Required work ▸ Your task is to retype each line of the data below exactly.
* BEGIN *
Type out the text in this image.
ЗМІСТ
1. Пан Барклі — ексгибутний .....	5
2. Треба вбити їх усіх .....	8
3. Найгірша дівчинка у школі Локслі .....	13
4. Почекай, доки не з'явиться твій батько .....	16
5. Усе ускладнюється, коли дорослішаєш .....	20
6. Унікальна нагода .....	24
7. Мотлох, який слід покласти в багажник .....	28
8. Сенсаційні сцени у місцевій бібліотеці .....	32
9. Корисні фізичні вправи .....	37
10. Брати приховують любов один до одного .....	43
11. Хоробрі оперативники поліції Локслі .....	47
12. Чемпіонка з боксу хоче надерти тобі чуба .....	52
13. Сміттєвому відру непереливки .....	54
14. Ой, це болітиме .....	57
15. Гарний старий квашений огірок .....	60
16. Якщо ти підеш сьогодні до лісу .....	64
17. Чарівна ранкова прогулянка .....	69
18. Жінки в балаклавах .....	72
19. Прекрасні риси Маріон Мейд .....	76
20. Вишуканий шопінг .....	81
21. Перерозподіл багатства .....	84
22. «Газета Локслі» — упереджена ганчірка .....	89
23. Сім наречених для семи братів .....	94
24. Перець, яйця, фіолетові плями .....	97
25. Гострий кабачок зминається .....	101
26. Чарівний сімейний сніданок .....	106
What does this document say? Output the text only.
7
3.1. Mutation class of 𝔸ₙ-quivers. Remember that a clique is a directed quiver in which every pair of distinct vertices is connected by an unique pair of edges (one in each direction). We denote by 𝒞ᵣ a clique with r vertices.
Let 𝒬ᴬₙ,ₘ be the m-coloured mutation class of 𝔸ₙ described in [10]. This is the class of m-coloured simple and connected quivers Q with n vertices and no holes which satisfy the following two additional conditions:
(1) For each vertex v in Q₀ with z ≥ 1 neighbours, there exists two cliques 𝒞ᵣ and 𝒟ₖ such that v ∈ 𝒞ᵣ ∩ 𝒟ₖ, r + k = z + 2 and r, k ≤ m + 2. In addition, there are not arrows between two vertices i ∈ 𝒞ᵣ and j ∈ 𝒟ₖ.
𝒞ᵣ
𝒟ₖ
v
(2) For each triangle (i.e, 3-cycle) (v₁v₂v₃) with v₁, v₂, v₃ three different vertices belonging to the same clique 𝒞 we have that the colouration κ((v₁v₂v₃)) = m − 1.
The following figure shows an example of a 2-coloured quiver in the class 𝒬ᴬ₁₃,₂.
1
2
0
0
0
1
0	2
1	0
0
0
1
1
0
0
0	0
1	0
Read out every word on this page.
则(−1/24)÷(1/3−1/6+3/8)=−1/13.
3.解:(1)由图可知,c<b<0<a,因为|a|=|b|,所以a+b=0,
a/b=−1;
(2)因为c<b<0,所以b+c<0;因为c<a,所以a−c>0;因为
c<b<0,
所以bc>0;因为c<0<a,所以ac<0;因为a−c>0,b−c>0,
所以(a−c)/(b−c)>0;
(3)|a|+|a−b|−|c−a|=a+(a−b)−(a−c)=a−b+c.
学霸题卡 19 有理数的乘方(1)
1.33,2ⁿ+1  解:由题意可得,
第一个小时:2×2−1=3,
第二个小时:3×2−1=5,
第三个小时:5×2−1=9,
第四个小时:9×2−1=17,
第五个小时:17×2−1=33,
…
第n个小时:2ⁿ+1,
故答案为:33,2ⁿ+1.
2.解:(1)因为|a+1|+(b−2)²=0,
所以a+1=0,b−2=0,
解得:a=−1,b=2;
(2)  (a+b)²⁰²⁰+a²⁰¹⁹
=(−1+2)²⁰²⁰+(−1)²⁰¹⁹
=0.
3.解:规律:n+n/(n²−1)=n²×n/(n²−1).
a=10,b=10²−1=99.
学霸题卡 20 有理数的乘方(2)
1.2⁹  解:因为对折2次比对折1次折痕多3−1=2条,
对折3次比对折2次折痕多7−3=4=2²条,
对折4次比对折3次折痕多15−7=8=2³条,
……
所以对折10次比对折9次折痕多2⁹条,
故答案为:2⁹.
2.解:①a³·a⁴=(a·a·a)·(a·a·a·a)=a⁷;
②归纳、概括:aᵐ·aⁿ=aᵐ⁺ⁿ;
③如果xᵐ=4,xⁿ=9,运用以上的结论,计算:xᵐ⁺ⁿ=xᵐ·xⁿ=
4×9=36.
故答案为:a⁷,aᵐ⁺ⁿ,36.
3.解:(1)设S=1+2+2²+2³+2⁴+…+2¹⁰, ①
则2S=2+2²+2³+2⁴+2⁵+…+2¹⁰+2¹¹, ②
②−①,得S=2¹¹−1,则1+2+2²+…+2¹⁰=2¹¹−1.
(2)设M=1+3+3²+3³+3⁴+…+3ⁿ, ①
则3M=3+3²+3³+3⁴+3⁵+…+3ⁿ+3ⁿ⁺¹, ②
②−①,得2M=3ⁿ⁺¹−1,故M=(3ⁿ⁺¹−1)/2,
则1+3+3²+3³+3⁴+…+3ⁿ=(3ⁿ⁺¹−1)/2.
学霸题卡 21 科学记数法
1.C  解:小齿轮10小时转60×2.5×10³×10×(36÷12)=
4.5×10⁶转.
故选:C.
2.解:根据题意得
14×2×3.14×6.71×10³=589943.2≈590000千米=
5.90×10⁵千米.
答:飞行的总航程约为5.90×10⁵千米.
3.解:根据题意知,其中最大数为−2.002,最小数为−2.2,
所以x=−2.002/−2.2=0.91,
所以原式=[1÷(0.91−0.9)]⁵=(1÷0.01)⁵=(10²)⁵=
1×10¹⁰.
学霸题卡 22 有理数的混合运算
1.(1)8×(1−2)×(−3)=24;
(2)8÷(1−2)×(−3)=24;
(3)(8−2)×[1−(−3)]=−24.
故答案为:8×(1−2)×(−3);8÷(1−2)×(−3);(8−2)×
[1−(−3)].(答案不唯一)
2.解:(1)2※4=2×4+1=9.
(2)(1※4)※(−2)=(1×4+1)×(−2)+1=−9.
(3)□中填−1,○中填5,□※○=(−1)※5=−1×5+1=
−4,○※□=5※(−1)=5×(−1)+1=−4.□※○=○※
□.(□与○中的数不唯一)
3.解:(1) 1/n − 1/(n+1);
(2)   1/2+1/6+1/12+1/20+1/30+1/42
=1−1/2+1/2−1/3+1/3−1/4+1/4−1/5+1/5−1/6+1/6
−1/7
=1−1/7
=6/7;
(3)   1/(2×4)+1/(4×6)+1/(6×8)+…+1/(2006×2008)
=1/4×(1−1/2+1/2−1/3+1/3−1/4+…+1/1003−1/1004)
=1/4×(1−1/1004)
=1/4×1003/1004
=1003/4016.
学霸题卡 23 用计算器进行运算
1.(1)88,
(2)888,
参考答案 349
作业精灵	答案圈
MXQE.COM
* END *
Worked answer ▸
Type out the text in this image.
ЗМІСТ
1. Пан Барклі — ексгибутний .....	5
2. Треба вбити їх усіх .....	8
3. Найгірша дівчинка у школі Локслі .....	13
4. Почекай, доки не з'явиться твій батько .....	16
5. Усе ускладнюється, коли дорослішаєш .....	20
6. Унікальна нагода .....	24
7. Мотлох, який слід покласти в багажник .....	28
8. Сенсаційні сцени у місцевій бібліотеці .....	32
9. Корисні фізичні вправи .....	37
10. Брати приховують любов один до одного .....	43
11. Хоробрі оперативники поліції Локслі .....	47
12. Чемпіонка з боксу хоче надерти тобі чуба .....	52
13. Сміттєвому відру непереливки .....	54
14. Ой, це болітиме .....	57
15. Гарний старий квашений огірок .....	60
16. Якщо ти підеш сьогодні до лісу .....	64
17. Чарівна ранкова прогулянка .....	69
18. Жінки в балаклавах .....	72
19. Прекрасні риси Маріон Мейд .....	76
20. Вишуканий шопінг .....	81
21. Перерозподіл багатства .....	84
22. «Газета Локслі» — упереджена ганчірка .....	89
23. Сім наречених для семи братів .....	94
24. Перець, яйця, фіолетові плями .....	97
25. Гострий кабачок зминається .....	101
26. Чарівний сімейний сніданок .....	106
What does this document say? Output the text only.
7
3.1. Mutation class of 𝔸ₙ-quivers. Remember that a clique is a directed quiver in which every pair of distinct vertices is connected by an unique pair of edges (one in each direction). We denote by 𝒞ᵣ a clique with r vertices.
Let 𝒬ᴬₙ,ₘ be the m-coloured mutation class of 𝔸ₙ described in [10]. This is the class of m-coloured simple and connected quivers Q with n vertices and no holes which satisfy the following two additional conditions:
(1) For each vertex v in Q₀ with z ≥ 1 neighbours, there exists two cliques 𝒞ᵣ and 𝒟ₖ such that v ∈ 𝒞ᵣ ∩ 𝒟ₖ, r + k = z + 2 and r, k ≤ m + 2. In addition, there are not arrows between two vertices i ∈ 𝒞ᵣ and j ∈ 𝒟ₖ.
𝒞ᵣ
𝒟ₖ
v
(2) For each triangle (i.e, 3-cycle) (v₁v₂v₃) with v₁, v₂, v₃ three different vertices belonging to the same clique 𝒞 we have that the colouration κ((v₁v₂v₃)) = m − 1.
The following figure shows an example of a 2-coloured quiver in the class 𝒬ᴬ₁₃,₂.
1
2
0
0
0
1
0	2
1	0
0
0
1
1
0
0
0	0
1	0
Read out every word on this page.
则(−1/24)÷(1/3−1/6+3/8)=−1/13.
3.解:(1)由图可知,c<b<0<a,因为|a|=|b|,所以a+b=0,
a/b=−1;
(2)因为c<b<0,所以b+c<0;因为c<a,所以a−c>0;因为
c<b<0,
所以bc>0;因为c<0<a,所以ac<0;因为a−c>0,b−c>0,
所以(a−c)/(b−c)>0;
(3)|a|+|a−b|−|c−a|=a+(a−b)−(a−c)=a−b+c.
学霸题卡 19 有理数的乘方(1)
1.33,2ⁿ+1  解:由题意可得,
第一个小时:2×2−1=3,
第二个小时:3×2−1=5,
第三个小时:5×2−1=9,
第四个小时:9×2−1=17,
第五个小时:17×2−1=33,
…
第n个小时:2ⁿ+1,
故答案为:33,2ⁿ+1.
2.解:(1)因为|a+1|+(b−2)²=0,
所以a+1=0,b−2=0,
解得:a=−1,b=2;
(2)  (a+b)²⁰²⁰+a²⁰¹⁹
=(−1+2)²⁰²⁰+(−1)²⁰¹⁹
=0.
3.解:规律:n+n/(n²−1)=n²×n/(n²−1).
a=10,b=10²−1=99.
学霸题卡 20 有理数的乘方(2)
1.2⁹  解:因为对折2次比对折1次折痕多3−1=2条,
对折3次比对折2次折痕多7−3=4=2²条,
对折4次比对折3次折痕多15−7=8=2³条,
……
所以对折10次比对折9次折痕多2⁹条,
故答案为:2⁹.
2.解:①a³·a⁴=(a·a·a)·(a·a·a·a)=a⁷;
②归纳、概括:aᵐ·aⁿ=aᵐ⁺ⁿ;
③如果xᵐ=4,xⁿ=9,运用以上的结论,计算:xᵐ⁺ⁿ=xᵐ·xⁿ=
4×9=36.
故答案为:a⁷,aᵐ⁺ⁿ,36.
3.解:(1)设S=1+2+2²+2³+2⁴+…+2¹⁰, ①
则2S=2+2²+2³+2⁴+2⁵+…+2¹⁰+2¹¹, ②
②−①,得S=2¹¹−1,则1+2+2²+…+2¹⁰=2¹¹−1.
(2)设M=1+3+3²+3³+3⁴+…+3ⁿ, ①
则3M=3+3²+3³+3⁴+3⁵+…+3ⁿ+3ⁿ⁺¹, ②
②−①,得2M=3ⁿ⁺¹−1,故M=(3ⁿ⁺¹−1)/2,
则1+3+3²+3³+3⁴+…+3ⁿ=(3ⁿ⁺¹−1)/2.
学霸题卡 21 科学记数法
1.C  解:小齿轮10小时转60×2.5×10³×10×(36÷12)=
4.5×10⁶转.
故选:C.
2.解:根据题意得
14×2×3.14×6.71×10³=589943.2≈590000千米=
5.90×10⁵千米.
答:飞行的总航程约为5.90×10⁵千米.
3.解:根据题意知,其中最大数为−2.002,最小数为−2.2,
所以x=−2.002/−2.2=0.91,
所以原式=[1÷(0.91−0.9)]⁵=(1÷0.01)⁵=(10²)⁵=
1×10¹⁰.
学霸题卡 22 有理数的混合运算
1.(1)8×(1−2)×(−3)=24;
(2)8÷(1−2)×(−3)=24;
(3)(8−2)×[1−(−3)]=−24.
故答案为:8×(1−2)×(−3);8÷(1−2)×(−3);(8−2)×
[1−(−3)].(答案不唯一)
2.解:(1)2※4=2×4+1=9.
(2)(1※4)※(−2)=(1×4+1)×(−2)+1=−9.
(3)□中填−1,○中填5,□※○=(−1)※5=−1×5+1=
−4,○※□=5※(−1)=5×(−1)+1=−4.□※○=○※
□.(□与○中的数不唯一)
3.解:(1) 1/n − 1/(n+1);
(2)   1/2+1/6+1/12+1/20+1/30+1/42
=1−1/2+1/2−1/3+1/3−1/4+1/4−1/5+1/5−1/6+1/6
−1/7
=1−1/7
=6/7;
(3)   1/(2×4)+1/(4×6)+1/(6×8)+…+1/(2006×2008)
=1/4×(1−1/2+1/2−1/3+1/3−1/4+…+1/1003−1/1004)
=1/4×(1−1/1004)
=1/4×1003/1004
=1003/4016.
学霸题卡 23 用计算器进行运算
1.(1)88,
(2)888,
参考答案 349
作业精灵	答案圈
MXQE.COM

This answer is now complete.